SET EXERCISE -
Pick out the lines below that include the string "プッシュボタン錠タイプ".

PROVIDED INFORMATION -

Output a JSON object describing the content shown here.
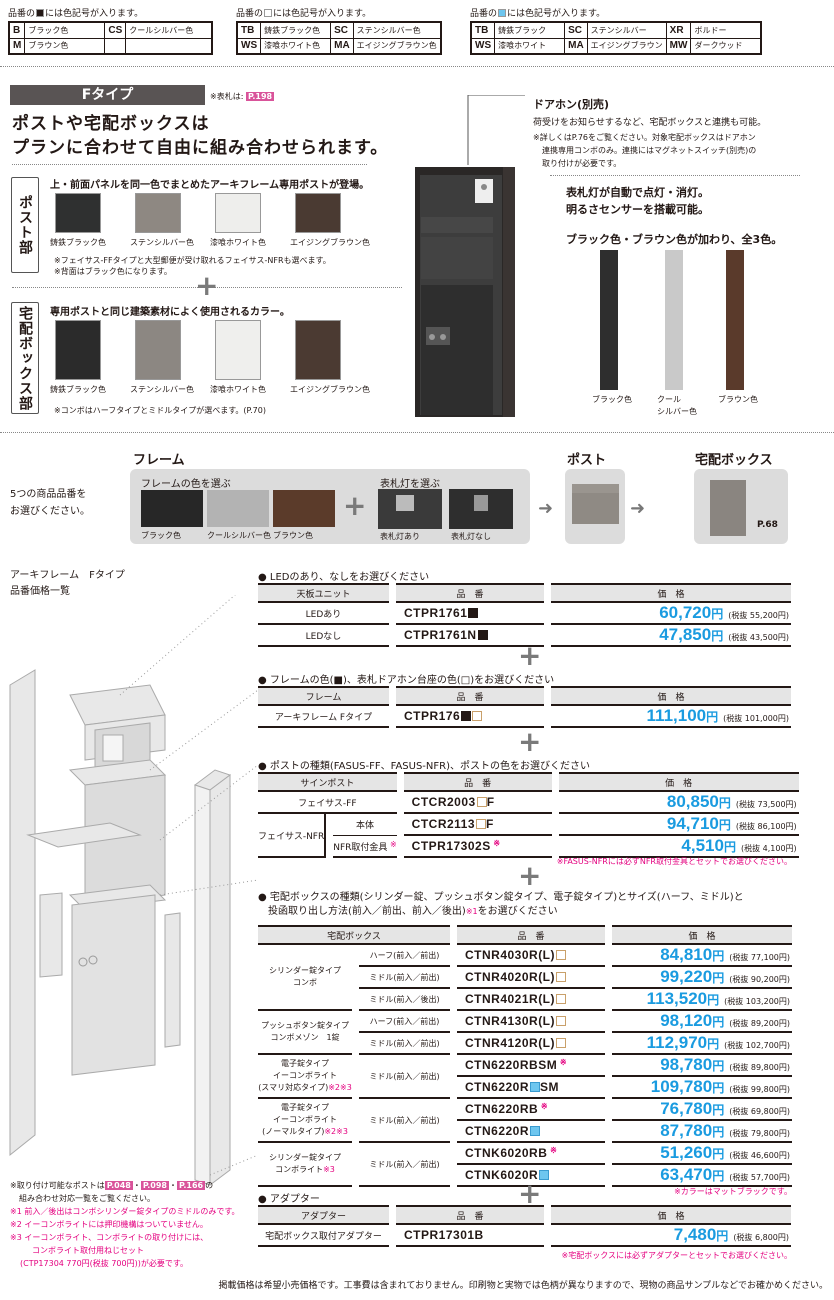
{
  "legends": [
    {
      "caption_pre": "品番の",
      "caption_post": "には色記号が入ります。",
      "swatch": "#231815",
      "rows": [
        [
          "B",
          "ブラック色",
          "CS",
          "クールシルバー色"
        ],
        [
          "M",
          "ブラウン色",
          "",
          ""
        ]
      ]
    },
    {
      "caption_pre": "品番の",
      "caption_post": "には色記号が入ります。",
      "swatch": "#ffffff",
      "rows": [
        [
          "TB",
          "鋳鉄ブラック色",
          "SC",
          "ステンシルバー色"
        ],
        [
          "WS",
          "漆喰ホワイト色",
          "MA",
          "エイジングブラウン色"
        ]
      ]
    },
    {
      "caption_pre": "品番の",
      "caption_post": "には色記号が入ります。",
      "swatch": "#6ec6ef",
      "rows": [
        [
          "TB",
          "鋳鉄ブラック",
          "SC",
          "ステンシルバー",
          "XR",
          "ボルドー"
        ],
        [
          "WS",
          "漆喰ホワイト",
          "MA",
          "エイジングブラウン",
          "MW",
          "ダークウッド"
        ]
      ]
    }
  ],
  "banner": {
    "title": "Fタイプ",
    "nameplate_note": "※表札は:",
    "nameplate_page": "P.198"
  },
  "headline": [
    "ポストや宅配ボックスは",
    "プランに合わせて自由に組み合わせられます。"
  ],
  "post_section": {
    "label": "ポスト部",
    "title": "上・前面パネルを同一色でまとめたアーキフレーム専用ポストが登場。",
    "colors": [
      {
        "name": "鋳鉄ブラック色",
        "hex": "#2f3030"
      },
      {
        "name": "ステンシルバー色",
        "hex": "#8e8882"
      },
      {
        "name": "漆喰ホワイト色",
        "hex": "#eeeeec"
      },
      {
        "name": "エイジングブラウン色",
        "hex": "#4a3a32"
      }
    ],
    "notes": [
      "※フェイサス-FFタイプと大型郵便が受け取れるフェイサス-NFRも選べます。",
      "※背面はブラック色になります。"
    ]
  },
  "box_section": {
    "label": "宅配ボックス部",
    "title": "専用ポストと同じ建築素材によく使用されるカラー。",
    "colors": [
      {
        "name": "鋳鉄ブラック色",
        "hex": "#2b2b2b"
      },
      {
        "name": "ステンシルバー色",
        "hex": "#8c8782"
      },
      {
        "name": "漆喰ホワイト色",
        "hex": "#efefed"
      },
      {
        "name": "エイジングブラウン色",
        "hex": "#4b3a32"
      }
    ],
    "notes": [
      "※コンボはハーフタイプとミドルタイプが選べます。(P.70)"
    ]
  },
  "doorphone": {
    "title": "ドアホン(別売)",
    "desc": "荷受けをお知らせするなど、宅配ボックスと連携も可能。",
    "notes": [
      "※詳しくはP.76をご覧ください。対象宅配ボックスはドアホン",
      "連携専用コンボのみ。連携にはマグネットスイッチ(別売)の",
      "取り付けが必要です。"
    ]
  },
  "light": {
    "lines": [
      "表札灯が自動で点灯・消灯。",
      "明るさセンサーを搭載可能。"
    ],
    "colors_title": "ブラック色・ブラウン色が加わり、全3色。",
    "poles": [
      {
        "name": "ブラック色",
        "hex": "#2e2e2e"
      },
      {
        "name": "クール\nシルバー色",
        "hex": "#c9c9c9"
      },
      {
        "name": "ブラウン色",
        "hex": "#5a3a2b"
      }
    ]
  },
  "selection": {
    "intro": [
      "5つの商品品番を",
      "お選びください。"
    ],
    "frame_title": "フレーム",
    "frame_color_title": "フレームの色を選ぶ",
    "frame_colors": [
      {
        "name": "ブラック色",
        "hex": "#272727"
      },
      {
        "name": "クールシルバー色",
        "hex": "#b3b3b3"
      },
      {
        "name": "ブラウン色",
        "hex": "#5b3b2a"
      }
    ],
    "light_title": "表札灯を選ぶ",
    "light_options": [
      "表札灯あり",
      "表札灯なし"
    ],
    "post_title": "ポスト",
    "box_title": "宅配ボックス",
    "box_page": "P.68"
  },
  "price_list_title": [
    "アーキフレーム　Fタイプ",
    "品番価格一覧"
  ],
  "tables": {
    "led": {
      "title": "LEDのあり、なしをお選びください",
      "headers": [
        "天板ユニット",
        "品　番",
        "価　格"
      ],
      "rows": [
        {
          "name": "LEDあり",
          "code": "CTPR1761",
          "mk": "b",
          "price": "60,720",
          "yen": "円",
          "tax": "(税抜 55,200円)"
        },
        {
          "name": "LEDなし",
          "code": "CTPR1761N",
          "mk": "b",
          "price": "47,850",
          "yen": "円",
          "tax": "(税抜 43,500円)"
        }
      ]
    },
    "frame": {
      "title": "フレームの色(■)、表札ドアホン台座の色(□)をお選びください",
      "headers": [
        "フレーム",
        "品　番",
        "価　格"
      ],
      "rows": [
        {
          "name": "アーキフレーム Fタイプ",
          "code": "CTPR176",
          "mk": "bw",
          "price": "111,100",
          "yen": "円",
          "tax": "(税抜 101,000円)"
        }
      ]
    },
    "post": {
      "title": "ポストの種類(FASUS-FF、FASUS-NFR)、ポストの色をお選びください",
      "headers": [
        "サインポスト",
        "品　番",
        "価　格"
      ],
      "rows": [
        {
          "name": "フェイサス-FF",
          "code": "CTCR2003",
          "mk": "w",
          "suffix": "F",
          "price": "80,850",
          "yen": "円",
          "tax": "(税抜 73,500円)"
        },
        {
          "group": "フェイサス-NFR",
          "name": "本体",
          "code": "CTCR2113",
          "mk": "w",
          "suffix": "F",
          "price": "94,710",
          "yen": "円",
          "tax": "(税抜 86,100円)"
        },
        {
          "name": "NFR取付金具",
          "ast": "※",
          "code": "CTPR17302S",
          "price": "4,510",
          "yen": "円",
          "tax": "(税抜 4,100円)"
        }
      ],
      "note": "※FASUS-NFRには必ずNFR取付金具とセットでお選びください。"
    },
    "box": {
      "title": [
        "宅配ボックスの種類(シリンダー錠、プッシュボタン錠タイプ、電子錠タイプ)とサイズ(ハーフ、ミドル)と",
        "投函取り出し方法(前入／前出、前入／後出)"
      ],
      "title_ast": "※1",
      "title_end": "をお選びください",
      "headers": [
        "宅配ボックス",
        "品　番",
        "価　格"
      ],
      "groups": [
        {
          "name": [
            "シリンダー錠タイプ",
            "コンボ"
          ],
          "ast": "",
          "rows": [
            {
              "size": "ハーフ(前入／前出)",
              "code": "CTNR4030R(L)",
              "mk": "w",
              "price": "84,810",
              "tax": "(税抜 77,100円)"
            },
            {
              "size": "ミドル(前入／前出)",
              "code": "CTNR4020R(L)",
              "mk": "w",
              "price": "99,220",
              "tax": "(税抜 90,200円)"
            },
            {
              "size": "ミドル(前入／後出)",
              "code": "CTNR4021R(L)",
              "mk": "w",
              "price": "113,520",
              "tax": "(税抜 103,200円)"
            }
          ]
        },
        {
          "name": [
            "プッシュボタン錠タイプ",
            "コンボメゾン　1錠"
          ],
          "ast": "",
          "rows": [
            {
              "size": "ハーフ(前入／前出)",
              "code": "CTNR4130R(L)",
              "mk": "w",
              "price": "98,120",
              "tax": "(税抜 89,200円)"
            },
            {
              "size": "ミドル(前入／前出)",
              "code": "CTNR4120R(L)",
              "mk": "w",
              "price": "112,970",
              "tax": "(税抜 102,700円)"
            }
          ]
        },
        {
          "name": [
            "電子錠タイプ",
            "イーコンボライト",
            "(スマリ対応タイプ)"
          ],
          "ast": "※2※3",
          "size": "ミドル(前入／前出)",
          "rows": [
            {
              "code": "CTN6220RBSM",
              "ast": "※",
              "price": "98,780",
              "tax": "(税抜 89,800円)"
            },
            {
              "code": "CTN6220R",
              "mk": "l",
              "suffix": "SM",
              "price": "109,780",
              "tax": "(税抜 99,800円)"
            }
          ]
        },
        {
          "name": [
            "電子錠タイプ",
            "イーコンボライト",
            "(ノーマルタイプ)"
          ],
          "ast": "※2※3",
          "size": "ミドル(前入／前出)",
          "rows": [
            {
              "code": "CTN6220RB",
              "ast": "※",
              "price": "76,780",
              "tax": "(税抜 69,800円)"
            },
            {
              "code": "CTN6220R",
              "mk": "l",
              "price": "87,780",
              "tax": "(税抜 79,800円)"
            }
          ]
        },
        {
          "name": [
            "シリンダー錠タイプ",
            "コンボライト"
          ],
          "ast": "※3",
          "size": "ミドル(前入／前出)",
          "rows": [
            {
              "code": "CTNK6020RB",
              "ast": "※",
              "price": "51,260",
              "tax": "(税抜 46,600円)"
            },
            {
              "code": "CTNK6020R",
              "mk": "l",
              "price": "63,470",
              "tax": "(税抜 57,700円)"
            }
          ]
        }
      ],
      "yen": "円",
      "note": "※カラーはマットブラックです。"
    },
    "adapter": {
      "title": "アダプター",
      "headers": [
        "アダプター",
        "品　番",
        "価　格"
      ],
      "rows": [
        {
          "name": "宅配ボックス取付アダプター",
          "code": "CTPR17301B",
          "price": "7,480",
          "yen": "円",
          "tax": "(税抜 6,800円)"
        }
      ],
      "note": "※宅配ボックスには必ずアダプターとセットでお選びください。"
    }
  },
  "footnotes": {
    "post_pre": "※取り付け可能なポストは",
    "pages": [
      "P.048",
      "P.098",
      "P.166"
    ],
    "post_post": "の",
    "post_line2": "組み合わせ対応一覧をご覧ください。",
    "notes": [
      "※1 前入／後出はコンボシリンダー錠タイプのミドルのみです。",
      "※2 イーコンボライトには押印機構はついていません。",
      "※3 イーコンボライト、コンボライトの取り付けには、",
      "コンボライト取付用ねじセット",
      "(CTP17304 770円(税抜 700円))が必要です。"
    ]
  },
  "footer": "掲載価格は希望小売価格です。工事費は含まれておりません。印刷物と実物では色柄が異なりますので、現物の商品サンプルなどでお確かめください。",
  "colors": {
    "price_blue": "#1a9be0",
    "note_pink": "#e4007f",
    "banner_gray": "#595454"
  }
}
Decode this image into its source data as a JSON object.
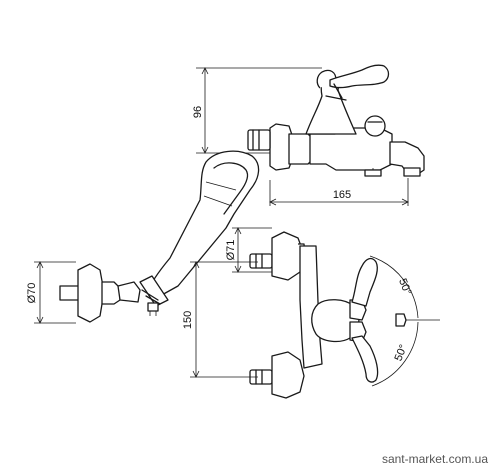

THE RESPONSE -
        "宅配ボックスの種類(シリンダー錠、プッシュボタン錠タイプ、電子錠タイプ)とサイズ(ハーフ、ミドル)と",
            "プッシュボタン錠タイプ",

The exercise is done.